• _TASK TO COMPLETE_: Quote every line of the data below as it stands, omitting pictures.

** Begin DATA FOR PROCESSING **

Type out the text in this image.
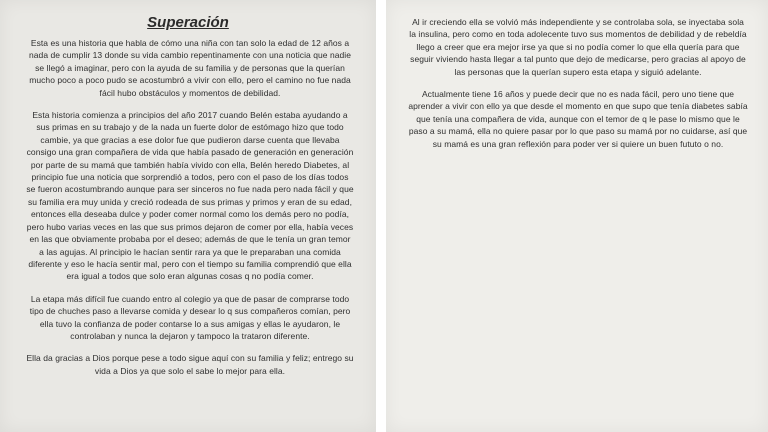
Superación

Esta es una historia que habla de cómo una niña con tan solo la edad de 12 años a nada de cumplir 13 donde su vida cambio repentinamente con una noticia que nadie se llegó a imaginar, pero con la ayuda de su familia y de personas que la querían mucho poco a poco pudo se acostumbró a vivir con ello, pero el camino no fue nada fácil hubo obstáculos y momentos de debilidad.

Esta historia comienza a principios del año 2017 cuando Belén estaba ayudando a sus primas en su trabajo y de la nada un fuerte dolor de estómago hizo que todo cambie, ya que gracias a ese dolor fue que pudieron darse cuenta que llevaba consigo una gran compañera de vida que había pasado de generación en generación por parte de su mamá que también había vivido con ella, Belén heredo Diabetes, al principio fue una noticia que sorprendió a todos, pero con el paso de los días todos se fueron acostumbrando aunque para ser sinceros no fue nada pero nada fácil y que su familia era muy unida y creció rodeada de sus primas y primos y eran de su edad, entonces ella deseaba dulce y poder comer normal como los demás pero no podía, pero hubo varias veces en las que sus primos dejaron de comer por ella, había veces en las que obviamente probaba por el deseo; además de que le tenía un gran temor a las agujas. Al principio le hacían sentir rara ya que le preparaban una comida diferente y eso le hacía sentir mal, pero con el tiempo su familia comprendió que ella era igual a todos que solo eran algunas cosas q no podía comer.

La etapa más difícil fue cuando entro al colegio ya que de pasar de comprarse todo tipo de chuches paso a llevarse comida y desear lo q sus compañeros comían, pero ella tuvo la confianza de poder contarse lo a sus amigas y ellas le ayudaron, le controlaban y nunca la dejaron y tampoco la trataron diferente.

Ella da gracias a Dios porque pese a todo sigue aquí con su familia y feliz; entrego su vida a Dios ya que solo el sabe lo mejor para ella.

Al ir creciendo ella se volvió más independiente y se controlaba sola, se inyectaba sola la insulina, pero como en toda adolecente tuvo sus momentos de debilidad y de rebeldía llego a creer que era mejor irse ya que si no podía comer lo que ella quería para que seguir viviendo hasta llegar a tal punto que dejo de medicarse, pero gracias al apoyo de las personas que la querían supero esta etapa y siguió adelante.

Actualmente tiene 16 años y puede decir que no es nada fácil, pero uno tiene que aprender a vivir con ello ya que desde el momento en que supo que tenía diabetes sabía que tenía una compañera de vida, aunque con el temor de q le pase lo mismo que le paso a su mamá, ella no quiere pasar por lo que paso su mamá por no cuidarse, así que su mamá es una gran reflexión para poder ver si quiere un buen fututo o no.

** End DATA FOR PROCESSING **

• _EXPECTED ANSWER_:
Type out the text in this image.
Superación

Esta es una historia que habla de cómo una niña con tan solo la edad de 12 años a nada de cumplir 13 donde su vida cambio repentinamente con una noticia que nadie se llegó a imaginar, pero con la ayuda de su familia y de personas que la querían mucho poco a poco pudo se acostumbró a vivir con ello, pero el camino no fue nada fácil hubo obstáculos y momentos de debilidad.

Esta historia comienza a principios del año 2017 cuando Belén estaba ayudando a sus primas en su trabajo y de la nada un fuerte dolor de estómago hizo que todo cambie, ya que gracias a ese dolor fue que pudieron darse cuenta que llevaba consigo una gran compañera de vida que había pasado de generación en generación por parte de su mamá que también había vivido con ella, Belén heredo Diabetes, al principio fue una noticia que sorprendió a todos, pero con el paso de los días todos se fueron acostumbrando aunque para ser sinceros no fue nada pero nada fácil y que su familia era muy unida y creció rodeada de sus primas y primos y eran de su edad, entonces ella deseaba dulce y poder comer normal como los demás pero no podía, pero hubo varias veces en las que sus primos dejaron de comer por ella, había veces en las que obviamente probaba por el deseo; además de que le tenía un gran temor a las agujas. Al principio le hacían sentir rara ya que le preparaban una comida diferente y eso le hacía sentir mal, pero con el tiempo su familia comprendió que ella era igual a todos que solo eran algunas cosas q no podía comer.

La etapa más difícil fue cuando entro al colegio ya que de pasar de comprarse todo tipo de chuches paso a llevarse comida y desear lo q sus compañeros comían, pero ella tuvo la confianza de poder contarse lo a sus amigas y ellas le ayudaron, le controlaban y nunca la dejaron y tampoco la trataron diferente.

Ella da gracias a Dios porque pese a todo sigue aquí con su familia y feliz; entrego su vida a Dios ya que solo el sabe lo mejor para ella.

Al ir creciendo ella se volvió más independiente y se controlaba sola, se inyectaba sola la insulina, pero como en toda adolecente tuvo sus momentos de debilidad y de rebeldía llego a creer que era mejor irse ya que si no podía comer lo que ella quería para que seguir viviendo hasta llegar a tal punto que dejo de medicarse, pero gracias al apoyo de las personas que la querían supero esta etapa y siguió adelante.

Actualmente tiene 16 años y puede decir que no es nada fácil, pero uno tiene que aprender a vivir con ello ya que desde el momento en que supo que tenía diabetes sabía que tenía una compañera de vida, aunque con el temor de q le pase lo mismo que le paso a su mamá, ella no quiere pasar por lo que paso su mamá por no cuidarse, así que su mamá es una gran reflexión para poder ver si quiere un buen fututo o no.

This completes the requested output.